# Raw records
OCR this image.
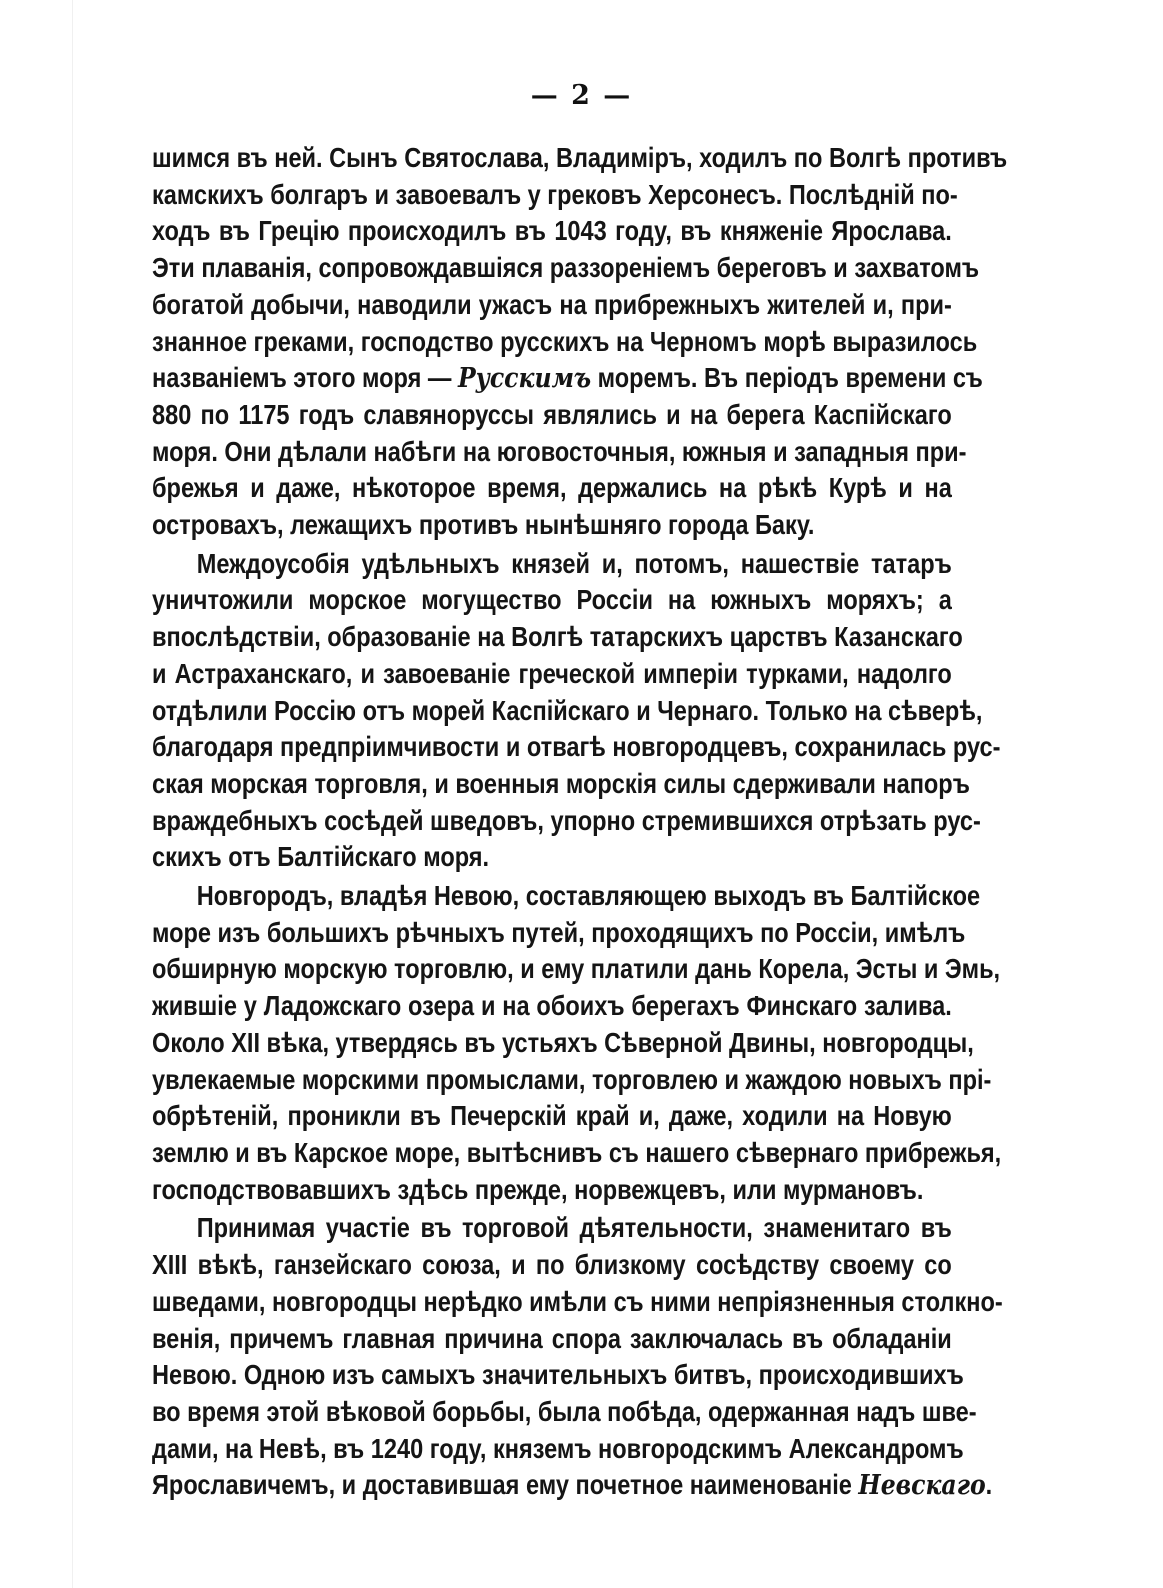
— 2 —
шимся въ ней. Сынъ Святослава, Владиміръ, ходилъ по Волгѣ противъ
камскихъ болгаръ и завоевалъ у грековъ Херсонесъ. Послѣдній по-
ходъ въ Грецію происходилъ въ 1043 году, въ княженіе Ярослава.
Эти плаванія, сопровождавшіяся раззореніемъ береговъ и захватомъ
богатой добычи, наводили ужасъ на прибрежныхъ жителей и, при-
знанное греками, господство русскихъ на Черномъ морѣ выразилось
названіемъ этого моря — Русскимъ моремъ. Въ періодъ времени съ
880 по 1175 годъ славяноруссы являлись и на берега Каспійскаго
моря. Они дѣлали набѣги на юговосточныя, южныя и западныя при-
брежья и даже, нѣкоторое время, держались на рѣкѣ Курѣ и на
островахъ, лежащихъ противъ нынѣшняго города Баку.
Междоусобія удѣльныхъ князей и, потомъ, нашествіе татаръ
уничтожили морское могущество Россіи на южныхъ моряхъ; а
впослѣдствіи, образованіе на Волгѣ татарскихъ царствъ Казанскаго
и Астраханскаго, и завоеваніе греческой имперіи турками, надолго
отдѣлили Россію отъ морей Каспійскаго и Чернаго. Только на сѣверѣ,
благодаря предпріимчивости и отвагѣ новгородцевъ, сохранилась рус-
ская морская торговля, и военныя морскія силы сдерживали напоръ
враждебныхъ сосѣдей шведовъ, упорно стремившихся отрѣзать рус-
скихъ отъ Балтійскаго моря.
Новгородъ, владѣя Невою, составляющею выходъ въ Балтійское
море изъ большихъ рѣчныхъ путей, проходящихъ по Россіи, имѣлъ
обширную морскую торговлю, и ему платили дань Корела, Эсты и Эмь,
жившіе у Ладожскаго озера и на обоихъ берегахъ Финскаго залива.
Около XII вѣка, утвердясь въ устьяхъ Сѣверной Двины, новгородцы,
увлекаемые морскими промыслами, торговлею и жаждою новыхъ прі-
обрѣтеній, проникли въ Печерскій край и, даже, ходили на Новую
землю и въ Карское море, вытѣснивъ съ нашего сѣвернаго прибрежья,
господствовавшихъ здѣсь прежде, норвежцевъ, или мурмановъ.
Принимая участіе въ торговой дѣятельности, знаменитаго въ
XIII вѣкѣ, ганзейскаго союза, и по близкому сосѣдству своему со
шведами, новгородцы нерѣдко имѣли съ ними непріязненныя столкно-
венія, причемъ главная причина спора заключалась въ обладаніи
Невою. Одною изъ самыхъ значительныхъ битвъ, происходившихъ
во время этой вѣковой борьбы, была побѣда, одержанная надъ шве-
дами, на Невѣ, въ 1240 году, княземъ новгородскимъ Александромъ
Ярославичемъ, и доставившая ему почетное наименованіе Невскаго.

# To do
Using the data above, write out every line exactly, leaving the images behind.

# The reply
OCR this image.
— 2 —
шимся въ ней. Сынъ Святослава, Владиміръ, ходилъ по Волгѣ противъ
камскихъ болгаръ и завоевалъ у грековъ Херсонесъ. Послѣдній по-
ходъ въ Грецію происходилъ въ 1043 году, въ княженіе Ярослава.
Эти плаванія, сопровождавшіяся раззореніемъ береговъ и захватомъ
богатой добычи, наводили ужасъ на прибрежныхъ жителей и, при-
знанное греками, господство русскихъ на Черномъ морѣ выразилось
названіемъ этого моря — Русскимъ моремъ. Въ періодъ времени съ
880 по 1175 годъ славяноруссы являлись и на берега Каспійскаго
моря. Они дѣлали набѣги на юговосточныя, южныя и западныя при-
брежья и даже, нѣкоторое время, держались на рѣкѣ Курѣ и на
островахъ, лежащихъ противъ нынѣшняго города Баку.
Междоусобія удѣльныхъ князей и, потомъ, нашествіе татаръ
уничтожили морское могущество Россіи на южныхъ моряхъ; а
впослѣдствіи, образованіе на Волгѣ татарскихъ царствъ Казанскаго
и Астраханскаго, и завоеваніе греческой имперіи турками, надолго
отдѣлили Россію отъ морей Каспійскаго и Чернаго. Только на сѣверѣ,
благодаря предпріимчивости и отвагѣ новгородцевъ, сохранилась рус-
ская морская торговля, и военныя морскія силы сдерживали напоръ
враждебныхъ сосѣдей шведовъ, упорно стремившихся отрѣзать рус-
скихъ отъ Балтійскаго моря.
Новгородъ, владѣя Невою, составляющею выходъ въ Балтійское
море изъ большихъ рѣчныхъ путей, проходящихъ по Россіи, имѣлъ
обширную морскую торговлю, и ему платили дань Корела, Эсты и Эмь,
жившіе у Ладожскаго озера и на обоихъ берегахъ Финскаго залива.
Около XII вѣка, утвердясь въ устьяхъ Сѣверной Двины, новгородцы,
увлекаемые морскими промыслами, торговлею и жаждою новыхъ прі-
обрѣтеній, проникли въ Печерскій край и, даже, ходили на Новую
землю и въ Карское море, вытѣснивъ съ нашего сѣвернаго прибрежья,
господствовавшихъ здѣсь прежде, норвежцевъ, или мурмановъ.
Принимая участіе въ торговой дѣятельности, знаменитаго въ
XIII вѣкѣ, ганзейскаго союза, и по близкому сосѣдству своему со
шведами, новгородцы нерѣдко имѣли съ ними непріязненныя столкно-
венія, причемъ главная причина спора заключалась въ обладаніи
Невою. Одною изъ самыхъ значительныхъ битвъ, происходившихъ
во время этой вѣковой борьбы, была побѣда, одержанная надъ шве-
дами, на Невѣ, въ 1240 году, княземъ новгородскимъ Александромъ
Ярославичемъ, и доставившая ему почетное наименованіе Невскаго.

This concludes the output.